— begin Dataset excerpts —

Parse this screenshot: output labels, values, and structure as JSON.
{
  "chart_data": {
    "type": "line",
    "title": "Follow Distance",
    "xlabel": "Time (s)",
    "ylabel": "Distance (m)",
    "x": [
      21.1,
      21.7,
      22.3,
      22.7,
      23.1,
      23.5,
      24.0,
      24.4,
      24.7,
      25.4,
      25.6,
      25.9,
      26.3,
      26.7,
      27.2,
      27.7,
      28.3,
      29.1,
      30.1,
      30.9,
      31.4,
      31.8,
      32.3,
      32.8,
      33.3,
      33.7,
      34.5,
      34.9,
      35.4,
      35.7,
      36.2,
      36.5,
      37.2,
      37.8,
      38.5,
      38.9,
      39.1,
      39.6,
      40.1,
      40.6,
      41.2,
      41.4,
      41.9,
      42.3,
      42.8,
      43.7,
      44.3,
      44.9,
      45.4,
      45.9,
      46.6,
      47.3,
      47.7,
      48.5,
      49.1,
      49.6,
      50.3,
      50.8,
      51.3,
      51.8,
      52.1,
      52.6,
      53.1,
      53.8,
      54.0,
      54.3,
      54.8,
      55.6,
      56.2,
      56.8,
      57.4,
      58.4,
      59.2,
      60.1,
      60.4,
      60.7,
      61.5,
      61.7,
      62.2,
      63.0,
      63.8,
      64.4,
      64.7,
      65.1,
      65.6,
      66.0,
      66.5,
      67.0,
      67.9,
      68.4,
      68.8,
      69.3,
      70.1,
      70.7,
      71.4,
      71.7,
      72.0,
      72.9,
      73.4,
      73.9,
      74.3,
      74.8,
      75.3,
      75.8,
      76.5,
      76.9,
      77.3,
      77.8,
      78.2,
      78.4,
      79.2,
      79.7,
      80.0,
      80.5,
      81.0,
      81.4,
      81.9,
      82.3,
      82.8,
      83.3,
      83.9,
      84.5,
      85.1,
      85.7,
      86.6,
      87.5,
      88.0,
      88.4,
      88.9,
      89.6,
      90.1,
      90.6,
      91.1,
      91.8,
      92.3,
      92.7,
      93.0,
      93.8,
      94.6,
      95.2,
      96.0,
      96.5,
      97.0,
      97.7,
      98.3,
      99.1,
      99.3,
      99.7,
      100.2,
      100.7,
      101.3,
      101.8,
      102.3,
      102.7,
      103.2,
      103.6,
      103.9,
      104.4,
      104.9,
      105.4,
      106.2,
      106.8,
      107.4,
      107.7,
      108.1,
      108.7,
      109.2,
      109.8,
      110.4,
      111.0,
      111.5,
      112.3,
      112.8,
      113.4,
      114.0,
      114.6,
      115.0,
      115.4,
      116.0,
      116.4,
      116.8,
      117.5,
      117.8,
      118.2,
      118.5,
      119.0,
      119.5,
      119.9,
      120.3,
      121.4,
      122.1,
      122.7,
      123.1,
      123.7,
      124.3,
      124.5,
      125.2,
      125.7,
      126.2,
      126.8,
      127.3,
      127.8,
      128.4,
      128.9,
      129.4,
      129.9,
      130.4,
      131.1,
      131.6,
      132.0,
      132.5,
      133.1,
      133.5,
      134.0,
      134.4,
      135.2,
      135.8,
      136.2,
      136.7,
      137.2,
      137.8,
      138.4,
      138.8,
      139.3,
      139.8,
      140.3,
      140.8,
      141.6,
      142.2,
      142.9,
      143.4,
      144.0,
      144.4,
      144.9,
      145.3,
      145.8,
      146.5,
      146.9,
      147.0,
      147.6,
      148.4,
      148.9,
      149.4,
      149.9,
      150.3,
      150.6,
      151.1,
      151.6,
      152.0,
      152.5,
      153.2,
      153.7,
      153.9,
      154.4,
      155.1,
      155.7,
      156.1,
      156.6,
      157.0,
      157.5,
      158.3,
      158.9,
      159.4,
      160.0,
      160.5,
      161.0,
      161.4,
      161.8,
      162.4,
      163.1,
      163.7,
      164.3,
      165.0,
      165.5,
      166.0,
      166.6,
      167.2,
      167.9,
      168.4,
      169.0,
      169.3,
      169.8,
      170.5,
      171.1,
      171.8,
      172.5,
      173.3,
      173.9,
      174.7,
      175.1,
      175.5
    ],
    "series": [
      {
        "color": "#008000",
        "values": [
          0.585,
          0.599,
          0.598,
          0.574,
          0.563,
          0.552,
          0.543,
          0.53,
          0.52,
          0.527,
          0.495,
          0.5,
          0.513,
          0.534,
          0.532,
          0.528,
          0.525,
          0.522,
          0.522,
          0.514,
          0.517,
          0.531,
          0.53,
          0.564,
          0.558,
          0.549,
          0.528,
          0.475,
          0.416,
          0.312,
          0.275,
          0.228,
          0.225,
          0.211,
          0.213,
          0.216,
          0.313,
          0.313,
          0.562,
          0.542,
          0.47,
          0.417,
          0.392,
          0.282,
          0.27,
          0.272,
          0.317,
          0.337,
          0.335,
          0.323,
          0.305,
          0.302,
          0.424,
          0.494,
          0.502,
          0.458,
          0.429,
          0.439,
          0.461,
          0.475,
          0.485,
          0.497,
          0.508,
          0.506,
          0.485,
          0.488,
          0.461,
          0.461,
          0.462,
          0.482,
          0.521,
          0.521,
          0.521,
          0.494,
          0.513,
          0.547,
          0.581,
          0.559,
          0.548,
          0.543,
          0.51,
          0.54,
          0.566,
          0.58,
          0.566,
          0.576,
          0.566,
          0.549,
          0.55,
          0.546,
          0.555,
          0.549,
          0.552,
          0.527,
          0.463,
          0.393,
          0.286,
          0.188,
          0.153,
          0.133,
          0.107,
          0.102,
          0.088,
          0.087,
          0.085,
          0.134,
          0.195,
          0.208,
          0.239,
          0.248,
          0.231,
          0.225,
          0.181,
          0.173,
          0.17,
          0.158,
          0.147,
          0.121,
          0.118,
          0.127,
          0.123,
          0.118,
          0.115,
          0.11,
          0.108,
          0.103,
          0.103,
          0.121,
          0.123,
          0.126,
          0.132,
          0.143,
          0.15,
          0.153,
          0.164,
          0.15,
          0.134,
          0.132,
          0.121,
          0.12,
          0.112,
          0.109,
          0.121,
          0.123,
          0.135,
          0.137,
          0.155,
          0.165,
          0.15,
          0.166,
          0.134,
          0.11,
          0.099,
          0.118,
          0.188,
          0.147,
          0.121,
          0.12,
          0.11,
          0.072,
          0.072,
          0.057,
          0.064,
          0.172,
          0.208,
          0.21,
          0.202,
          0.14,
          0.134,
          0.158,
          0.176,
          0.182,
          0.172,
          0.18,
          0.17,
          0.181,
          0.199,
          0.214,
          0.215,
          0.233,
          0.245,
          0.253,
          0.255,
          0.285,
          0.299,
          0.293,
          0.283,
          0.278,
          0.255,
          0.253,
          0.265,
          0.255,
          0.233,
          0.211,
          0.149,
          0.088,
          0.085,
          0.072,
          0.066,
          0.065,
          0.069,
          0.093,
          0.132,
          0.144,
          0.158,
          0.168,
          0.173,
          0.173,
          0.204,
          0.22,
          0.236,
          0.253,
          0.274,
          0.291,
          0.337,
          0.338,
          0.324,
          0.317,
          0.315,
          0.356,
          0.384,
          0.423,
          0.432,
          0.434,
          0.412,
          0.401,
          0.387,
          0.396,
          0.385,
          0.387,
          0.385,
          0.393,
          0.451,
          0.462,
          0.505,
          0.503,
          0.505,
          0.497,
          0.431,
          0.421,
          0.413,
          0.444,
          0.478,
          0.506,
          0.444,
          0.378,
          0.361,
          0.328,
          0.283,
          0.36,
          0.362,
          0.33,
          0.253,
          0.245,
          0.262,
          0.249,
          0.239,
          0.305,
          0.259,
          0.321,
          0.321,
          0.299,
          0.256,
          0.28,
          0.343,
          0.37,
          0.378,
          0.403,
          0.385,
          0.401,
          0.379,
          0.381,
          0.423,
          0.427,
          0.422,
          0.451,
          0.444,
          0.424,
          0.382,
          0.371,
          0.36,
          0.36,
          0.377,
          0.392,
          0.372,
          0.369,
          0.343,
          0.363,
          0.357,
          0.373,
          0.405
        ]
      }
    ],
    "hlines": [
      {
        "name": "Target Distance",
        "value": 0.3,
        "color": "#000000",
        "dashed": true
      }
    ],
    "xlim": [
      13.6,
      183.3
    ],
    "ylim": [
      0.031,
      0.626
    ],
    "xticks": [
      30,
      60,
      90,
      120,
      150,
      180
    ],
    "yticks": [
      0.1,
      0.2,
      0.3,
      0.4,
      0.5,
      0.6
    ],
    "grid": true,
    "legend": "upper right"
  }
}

— end Dataset excerpts —

*What you have to do:* Search the records above for the string "Distance". Copy every line that contains it.

*Written answer:*
    "title": "Follow Distance",
    "ylabel": "Distance (m)",
        "name": "Target Distance",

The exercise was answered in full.